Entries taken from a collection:
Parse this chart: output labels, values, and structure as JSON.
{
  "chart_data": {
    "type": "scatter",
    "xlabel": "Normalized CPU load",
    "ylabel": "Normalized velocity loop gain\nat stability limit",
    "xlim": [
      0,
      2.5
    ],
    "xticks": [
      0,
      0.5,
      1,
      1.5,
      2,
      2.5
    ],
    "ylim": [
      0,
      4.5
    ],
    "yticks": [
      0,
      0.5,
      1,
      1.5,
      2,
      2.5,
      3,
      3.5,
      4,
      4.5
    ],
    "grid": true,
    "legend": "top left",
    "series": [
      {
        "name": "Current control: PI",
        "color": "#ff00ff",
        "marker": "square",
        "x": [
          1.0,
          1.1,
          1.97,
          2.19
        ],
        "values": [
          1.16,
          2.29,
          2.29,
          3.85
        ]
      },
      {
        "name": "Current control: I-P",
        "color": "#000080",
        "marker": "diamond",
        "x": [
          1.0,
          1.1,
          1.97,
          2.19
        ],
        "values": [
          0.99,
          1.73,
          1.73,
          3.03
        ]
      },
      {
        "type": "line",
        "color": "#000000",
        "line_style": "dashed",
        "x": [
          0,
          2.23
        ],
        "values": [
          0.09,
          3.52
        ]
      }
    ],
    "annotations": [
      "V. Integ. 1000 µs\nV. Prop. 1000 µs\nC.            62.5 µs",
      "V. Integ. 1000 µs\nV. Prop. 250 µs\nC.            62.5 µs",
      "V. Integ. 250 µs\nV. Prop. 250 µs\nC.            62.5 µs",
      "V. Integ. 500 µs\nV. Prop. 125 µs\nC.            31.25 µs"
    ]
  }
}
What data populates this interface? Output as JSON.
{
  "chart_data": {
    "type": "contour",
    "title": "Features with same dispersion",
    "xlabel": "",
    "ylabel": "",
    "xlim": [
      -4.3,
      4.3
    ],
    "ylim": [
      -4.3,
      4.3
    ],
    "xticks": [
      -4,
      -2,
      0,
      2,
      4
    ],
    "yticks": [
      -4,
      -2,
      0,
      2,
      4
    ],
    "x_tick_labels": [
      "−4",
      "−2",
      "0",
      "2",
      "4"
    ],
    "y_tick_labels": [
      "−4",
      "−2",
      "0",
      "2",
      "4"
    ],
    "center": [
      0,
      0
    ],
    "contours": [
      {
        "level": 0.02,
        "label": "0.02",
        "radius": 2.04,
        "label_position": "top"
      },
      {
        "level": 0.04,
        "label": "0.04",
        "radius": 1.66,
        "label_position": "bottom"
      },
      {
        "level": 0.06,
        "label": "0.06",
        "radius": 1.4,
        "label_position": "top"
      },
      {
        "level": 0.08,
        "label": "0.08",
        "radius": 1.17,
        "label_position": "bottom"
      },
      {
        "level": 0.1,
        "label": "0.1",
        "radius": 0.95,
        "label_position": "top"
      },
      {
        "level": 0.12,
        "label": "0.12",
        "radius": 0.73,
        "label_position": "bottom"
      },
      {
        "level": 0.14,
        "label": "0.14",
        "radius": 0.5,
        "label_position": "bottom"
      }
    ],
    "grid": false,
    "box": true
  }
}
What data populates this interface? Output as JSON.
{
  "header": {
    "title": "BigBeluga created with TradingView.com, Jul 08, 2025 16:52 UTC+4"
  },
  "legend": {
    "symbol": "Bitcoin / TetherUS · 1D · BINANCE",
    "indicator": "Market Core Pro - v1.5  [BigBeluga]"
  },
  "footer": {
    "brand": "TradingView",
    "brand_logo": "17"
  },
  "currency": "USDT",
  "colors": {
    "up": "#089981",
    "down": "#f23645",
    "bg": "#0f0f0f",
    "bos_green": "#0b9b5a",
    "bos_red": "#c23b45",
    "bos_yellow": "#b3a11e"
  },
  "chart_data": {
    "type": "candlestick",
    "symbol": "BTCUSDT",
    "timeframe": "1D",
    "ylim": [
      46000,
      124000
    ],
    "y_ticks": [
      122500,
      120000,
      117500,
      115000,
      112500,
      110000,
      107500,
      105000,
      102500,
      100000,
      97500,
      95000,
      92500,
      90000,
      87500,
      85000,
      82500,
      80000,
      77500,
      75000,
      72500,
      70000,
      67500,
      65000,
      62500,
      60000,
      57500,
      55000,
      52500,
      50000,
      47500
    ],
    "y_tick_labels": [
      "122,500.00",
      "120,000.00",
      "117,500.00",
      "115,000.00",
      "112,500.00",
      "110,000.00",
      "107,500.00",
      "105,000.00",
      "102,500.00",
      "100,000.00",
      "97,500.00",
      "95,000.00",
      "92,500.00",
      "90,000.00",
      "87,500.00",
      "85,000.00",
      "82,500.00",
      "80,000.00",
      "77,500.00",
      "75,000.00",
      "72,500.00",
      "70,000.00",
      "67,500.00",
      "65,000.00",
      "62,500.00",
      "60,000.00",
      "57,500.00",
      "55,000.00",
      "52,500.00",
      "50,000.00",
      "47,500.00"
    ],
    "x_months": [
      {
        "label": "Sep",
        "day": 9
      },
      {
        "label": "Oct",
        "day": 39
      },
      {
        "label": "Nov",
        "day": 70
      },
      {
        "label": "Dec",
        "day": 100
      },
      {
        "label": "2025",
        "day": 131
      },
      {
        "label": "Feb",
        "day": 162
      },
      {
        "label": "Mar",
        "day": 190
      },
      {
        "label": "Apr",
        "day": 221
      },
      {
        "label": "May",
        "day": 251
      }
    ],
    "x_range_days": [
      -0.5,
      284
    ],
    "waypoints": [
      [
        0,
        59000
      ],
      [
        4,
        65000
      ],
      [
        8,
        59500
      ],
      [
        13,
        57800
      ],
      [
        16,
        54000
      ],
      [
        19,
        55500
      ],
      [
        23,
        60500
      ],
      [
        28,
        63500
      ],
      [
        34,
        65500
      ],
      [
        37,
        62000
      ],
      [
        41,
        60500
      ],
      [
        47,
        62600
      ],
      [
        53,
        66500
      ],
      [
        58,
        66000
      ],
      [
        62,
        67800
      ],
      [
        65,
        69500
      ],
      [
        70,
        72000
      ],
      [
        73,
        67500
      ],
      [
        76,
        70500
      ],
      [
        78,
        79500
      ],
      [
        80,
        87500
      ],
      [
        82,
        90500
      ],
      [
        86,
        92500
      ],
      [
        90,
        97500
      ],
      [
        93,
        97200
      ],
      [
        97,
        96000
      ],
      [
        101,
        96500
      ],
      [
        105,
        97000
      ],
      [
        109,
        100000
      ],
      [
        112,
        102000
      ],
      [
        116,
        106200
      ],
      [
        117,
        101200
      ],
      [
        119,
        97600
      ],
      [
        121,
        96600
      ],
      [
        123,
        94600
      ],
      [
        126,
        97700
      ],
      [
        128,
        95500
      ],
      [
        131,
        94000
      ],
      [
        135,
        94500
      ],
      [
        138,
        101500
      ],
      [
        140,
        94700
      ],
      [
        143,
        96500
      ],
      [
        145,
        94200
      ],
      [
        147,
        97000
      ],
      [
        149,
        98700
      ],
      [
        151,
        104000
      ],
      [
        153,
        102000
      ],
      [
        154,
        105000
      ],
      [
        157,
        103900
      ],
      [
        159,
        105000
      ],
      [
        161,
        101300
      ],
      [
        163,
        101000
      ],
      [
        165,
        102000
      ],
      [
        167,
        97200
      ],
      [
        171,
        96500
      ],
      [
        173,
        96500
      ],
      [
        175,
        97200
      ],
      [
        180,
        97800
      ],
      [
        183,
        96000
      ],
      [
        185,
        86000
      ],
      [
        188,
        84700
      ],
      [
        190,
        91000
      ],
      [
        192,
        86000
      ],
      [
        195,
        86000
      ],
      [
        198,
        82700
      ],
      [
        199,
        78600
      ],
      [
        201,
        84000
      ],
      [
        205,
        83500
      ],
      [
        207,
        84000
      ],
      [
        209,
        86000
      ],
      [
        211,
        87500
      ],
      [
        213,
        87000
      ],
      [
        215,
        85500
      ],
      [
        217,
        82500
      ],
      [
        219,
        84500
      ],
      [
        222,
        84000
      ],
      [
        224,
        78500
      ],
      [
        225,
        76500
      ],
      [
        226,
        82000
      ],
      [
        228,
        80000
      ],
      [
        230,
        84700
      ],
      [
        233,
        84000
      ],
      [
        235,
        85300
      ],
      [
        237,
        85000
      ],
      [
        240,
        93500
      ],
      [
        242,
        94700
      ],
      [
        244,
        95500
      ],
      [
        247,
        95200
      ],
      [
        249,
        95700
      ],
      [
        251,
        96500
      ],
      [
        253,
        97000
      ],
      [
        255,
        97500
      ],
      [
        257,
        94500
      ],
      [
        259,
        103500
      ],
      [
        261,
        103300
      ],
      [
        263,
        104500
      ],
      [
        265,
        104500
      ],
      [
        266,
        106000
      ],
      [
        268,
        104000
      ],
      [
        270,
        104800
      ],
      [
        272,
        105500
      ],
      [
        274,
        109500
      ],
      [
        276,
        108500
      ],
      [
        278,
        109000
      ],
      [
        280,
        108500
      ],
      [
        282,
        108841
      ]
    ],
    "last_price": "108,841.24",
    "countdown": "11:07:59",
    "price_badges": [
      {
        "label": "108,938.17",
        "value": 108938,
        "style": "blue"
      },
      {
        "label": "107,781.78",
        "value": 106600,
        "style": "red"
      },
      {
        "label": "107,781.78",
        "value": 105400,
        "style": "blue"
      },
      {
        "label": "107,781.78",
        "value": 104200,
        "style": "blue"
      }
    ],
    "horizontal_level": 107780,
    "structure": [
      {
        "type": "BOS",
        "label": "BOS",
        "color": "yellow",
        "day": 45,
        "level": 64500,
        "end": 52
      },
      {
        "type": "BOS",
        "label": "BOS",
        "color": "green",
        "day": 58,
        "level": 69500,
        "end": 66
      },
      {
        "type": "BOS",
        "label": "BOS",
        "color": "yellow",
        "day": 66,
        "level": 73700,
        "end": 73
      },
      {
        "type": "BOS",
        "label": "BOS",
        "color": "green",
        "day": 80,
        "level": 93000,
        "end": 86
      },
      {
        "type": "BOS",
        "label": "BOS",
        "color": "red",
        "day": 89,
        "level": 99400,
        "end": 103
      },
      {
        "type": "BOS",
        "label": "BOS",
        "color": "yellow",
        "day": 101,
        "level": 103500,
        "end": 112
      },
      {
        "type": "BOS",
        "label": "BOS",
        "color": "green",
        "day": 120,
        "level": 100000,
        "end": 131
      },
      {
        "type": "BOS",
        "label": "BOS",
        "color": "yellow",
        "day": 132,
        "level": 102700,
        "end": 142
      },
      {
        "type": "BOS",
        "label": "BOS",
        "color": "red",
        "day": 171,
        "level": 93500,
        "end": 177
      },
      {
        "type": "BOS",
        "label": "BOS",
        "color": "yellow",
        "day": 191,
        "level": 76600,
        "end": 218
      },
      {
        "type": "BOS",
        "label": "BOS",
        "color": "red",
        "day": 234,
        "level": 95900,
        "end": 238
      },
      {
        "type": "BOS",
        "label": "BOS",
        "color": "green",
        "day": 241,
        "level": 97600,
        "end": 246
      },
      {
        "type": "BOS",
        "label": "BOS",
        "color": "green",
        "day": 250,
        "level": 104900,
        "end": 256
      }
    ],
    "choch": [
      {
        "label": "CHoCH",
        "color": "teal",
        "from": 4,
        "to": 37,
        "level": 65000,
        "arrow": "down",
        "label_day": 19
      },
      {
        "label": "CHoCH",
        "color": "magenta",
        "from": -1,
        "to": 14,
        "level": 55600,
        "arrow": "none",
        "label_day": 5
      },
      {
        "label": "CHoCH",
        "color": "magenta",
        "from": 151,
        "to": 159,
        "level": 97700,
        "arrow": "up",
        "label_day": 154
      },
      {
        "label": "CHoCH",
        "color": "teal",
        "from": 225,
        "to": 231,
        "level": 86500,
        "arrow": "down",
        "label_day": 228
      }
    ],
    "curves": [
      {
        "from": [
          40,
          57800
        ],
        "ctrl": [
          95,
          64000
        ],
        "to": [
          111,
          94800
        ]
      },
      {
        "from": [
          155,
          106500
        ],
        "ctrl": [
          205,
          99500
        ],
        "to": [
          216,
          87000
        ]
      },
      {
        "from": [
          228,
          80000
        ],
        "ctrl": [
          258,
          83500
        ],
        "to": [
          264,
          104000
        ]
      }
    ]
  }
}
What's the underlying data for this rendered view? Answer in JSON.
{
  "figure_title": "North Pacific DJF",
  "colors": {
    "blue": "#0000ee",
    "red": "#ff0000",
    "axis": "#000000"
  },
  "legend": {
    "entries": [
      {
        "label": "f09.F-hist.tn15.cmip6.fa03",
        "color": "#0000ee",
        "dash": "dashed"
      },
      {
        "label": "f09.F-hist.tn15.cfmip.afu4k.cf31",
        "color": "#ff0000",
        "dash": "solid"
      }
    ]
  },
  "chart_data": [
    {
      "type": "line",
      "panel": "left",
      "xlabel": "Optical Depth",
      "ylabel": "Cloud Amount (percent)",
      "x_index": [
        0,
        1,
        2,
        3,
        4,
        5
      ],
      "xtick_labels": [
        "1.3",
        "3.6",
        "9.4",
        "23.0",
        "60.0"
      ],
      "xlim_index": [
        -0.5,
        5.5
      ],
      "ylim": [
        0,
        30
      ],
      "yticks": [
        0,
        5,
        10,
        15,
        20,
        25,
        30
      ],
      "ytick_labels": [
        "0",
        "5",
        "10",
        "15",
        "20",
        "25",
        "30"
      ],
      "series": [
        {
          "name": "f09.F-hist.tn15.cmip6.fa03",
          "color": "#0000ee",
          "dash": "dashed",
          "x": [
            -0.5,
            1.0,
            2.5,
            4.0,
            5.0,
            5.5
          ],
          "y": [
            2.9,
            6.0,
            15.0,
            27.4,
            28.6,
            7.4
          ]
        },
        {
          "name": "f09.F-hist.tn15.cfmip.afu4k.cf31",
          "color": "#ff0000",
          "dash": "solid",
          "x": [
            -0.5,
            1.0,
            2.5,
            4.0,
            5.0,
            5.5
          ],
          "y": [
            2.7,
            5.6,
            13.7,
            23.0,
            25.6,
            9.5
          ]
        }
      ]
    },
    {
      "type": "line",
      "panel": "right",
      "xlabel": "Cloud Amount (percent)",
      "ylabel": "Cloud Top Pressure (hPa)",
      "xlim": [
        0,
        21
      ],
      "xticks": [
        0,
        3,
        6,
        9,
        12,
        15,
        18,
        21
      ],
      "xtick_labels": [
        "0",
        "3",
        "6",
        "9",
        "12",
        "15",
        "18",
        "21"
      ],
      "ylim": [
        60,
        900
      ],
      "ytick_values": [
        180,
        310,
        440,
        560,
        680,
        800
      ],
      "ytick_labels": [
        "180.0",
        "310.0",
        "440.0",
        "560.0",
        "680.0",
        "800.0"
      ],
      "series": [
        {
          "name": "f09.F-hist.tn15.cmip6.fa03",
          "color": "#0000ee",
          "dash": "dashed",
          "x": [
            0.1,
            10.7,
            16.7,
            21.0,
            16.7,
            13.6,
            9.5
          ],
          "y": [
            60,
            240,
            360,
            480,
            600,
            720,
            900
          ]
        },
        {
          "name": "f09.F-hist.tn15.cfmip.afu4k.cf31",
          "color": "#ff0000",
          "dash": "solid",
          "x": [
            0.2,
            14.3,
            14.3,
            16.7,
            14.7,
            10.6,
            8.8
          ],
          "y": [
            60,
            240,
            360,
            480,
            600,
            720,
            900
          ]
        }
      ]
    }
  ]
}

Exercise details:
All lines in the data that contain the word "Amount" should be copied.

Task response:
      "ylabel": "Cloud Amount (percent)",
      "xlabel": "Cloud Amount (percent)",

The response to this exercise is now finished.